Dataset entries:
.....
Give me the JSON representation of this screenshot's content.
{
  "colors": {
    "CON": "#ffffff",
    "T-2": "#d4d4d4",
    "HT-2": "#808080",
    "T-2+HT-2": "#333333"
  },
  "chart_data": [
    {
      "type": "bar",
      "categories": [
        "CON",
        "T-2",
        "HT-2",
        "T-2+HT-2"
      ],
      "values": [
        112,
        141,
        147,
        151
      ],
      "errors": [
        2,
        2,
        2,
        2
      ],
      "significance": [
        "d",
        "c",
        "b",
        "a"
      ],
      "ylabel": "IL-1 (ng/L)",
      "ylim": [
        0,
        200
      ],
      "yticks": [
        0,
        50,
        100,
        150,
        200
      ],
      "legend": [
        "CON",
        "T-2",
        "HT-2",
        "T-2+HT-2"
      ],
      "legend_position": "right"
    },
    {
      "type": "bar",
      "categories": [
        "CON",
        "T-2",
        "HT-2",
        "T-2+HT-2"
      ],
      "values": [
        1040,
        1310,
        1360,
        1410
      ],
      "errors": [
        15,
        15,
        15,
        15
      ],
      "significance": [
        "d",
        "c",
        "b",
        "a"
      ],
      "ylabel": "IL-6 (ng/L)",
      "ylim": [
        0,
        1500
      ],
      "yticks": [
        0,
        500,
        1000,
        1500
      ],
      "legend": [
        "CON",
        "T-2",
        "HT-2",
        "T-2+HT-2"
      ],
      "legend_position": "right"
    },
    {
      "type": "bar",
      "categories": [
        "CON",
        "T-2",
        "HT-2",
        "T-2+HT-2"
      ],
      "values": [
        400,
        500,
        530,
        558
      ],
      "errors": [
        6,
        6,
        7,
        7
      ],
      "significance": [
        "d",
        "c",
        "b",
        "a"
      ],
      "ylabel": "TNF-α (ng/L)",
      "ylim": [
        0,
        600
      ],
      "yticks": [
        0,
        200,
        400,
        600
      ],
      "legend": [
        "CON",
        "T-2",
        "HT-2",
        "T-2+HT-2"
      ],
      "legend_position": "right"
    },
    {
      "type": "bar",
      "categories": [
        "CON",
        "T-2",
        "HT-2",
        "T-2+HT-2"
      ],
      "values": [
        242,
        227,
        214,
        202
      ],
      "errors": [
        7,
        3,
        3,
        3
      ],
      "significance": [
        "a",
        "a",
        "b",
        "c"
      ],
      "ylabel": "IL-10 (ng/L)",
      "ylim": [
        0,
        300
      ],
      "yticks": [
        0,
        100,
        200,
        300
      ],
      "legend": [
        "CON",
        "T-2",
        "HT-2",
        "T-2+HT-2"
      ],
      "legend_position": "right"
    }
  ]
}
.....
> **The request**: Return the whole listing exactly.

> **Output for this task**:
Give me the JSON representation of this screenshot's content.
{
  "colors": {
    "CON": "#ffffff",
    "T-2": "#d4d4d4",
    "HT-2": "#808080",
    "T-2+HT-2": "#333333"
  },
  "chart_data": [
    {
      "type": "bar",
      "categories": [
        "CON",
        "T-2",
        "HT-2",
        "T-2+HT-2"
      ],
      "values": [
        112,
        141,
        147,
        151
      ],
      "errors": [
        2,
        2,
        2,
        2
      ],
      "significance": [
        "d",
        "c",
        "b",
        "a"
      ],
      "ylabel": "IL-1 (ng/L)",
      "ylim": [
        0,
        200
      ],
      "yticks": [
        0,
        50,
        100,
        150,
        200
      ],
      "legend": [
        "CON",
        "T-2",
        "HT-2",
        "T-2+HT-2"
      ],
      "legend_position": "right"
    },
    {
      "type": "bar",
      "categories": [
        "CON",
        "T-2",
        "HT-2",
        "T-2+HT-2"
      ],
      "values": [
        1040,
        1310,
        1360,
        1410
      ],
      "errors": [
        15,
        15,
        15,
        15
      ],
      "significance": [
        "d",
        "c",
        "b",
        "a"
      ],
      "ylabel": "IL-6 (ng/L)",
      "ylim": [
        0,
        1500
      ],
      "yticks": [
        0,
        500,
        1000,
        1500
      ],
      "legend": [
        "CON",
        "T-2",
        "HT-2",
        "T-2+HT-2"
      ],
      "legend_position": "right"
    },
    {
      "type": "bar",
      "categories": [
        "CON",
        "T-2",
        "HT-2",
        "T-2+HT-2"
      ],
      "values": [
        400,
        500,
        530,
        558
      ],
      "errors": [
        6,
        6,
        7,
        7
      ],
      "significance": [
        "d",
        "c",
        "b",
        "a"
      ],
      "ylabel": "TNF-α (ng/L)",
      "ylim": [
        0,
        600
      ],
      "yticks": [
        0,
        200,
        400,
        600
      ],
      "legend": [
        "CON",
        "T-2",
        "HT-2",
        "T-2+HT-2"
      ],
      "legend_position": "right"
    },
    {
      "type": "bar",
      "categories": [
        "CON",
        "T-2",
        "HT-2",
        "T-2+HT-2"
      ],
      "values": [
        242,
        227,
        214,
        202
      ],
      "errors": [
        7,
        3,
        3,
        3
      ],
      "significance": [
        "a",
        "a",
        "b",
        "c"
      ],
      "ylabel": "IL-10 (ng/L)",
      "ylim": [
        0,
        300
      ],
      "yticks": [
        0,
        100,
        200,
        300
      ],
      "legend": [
        "CON",
        "T-2",
        "HT-2",
        "T-2+HT-2"
      ],
      "legend_position": "right"
    }
  ]
}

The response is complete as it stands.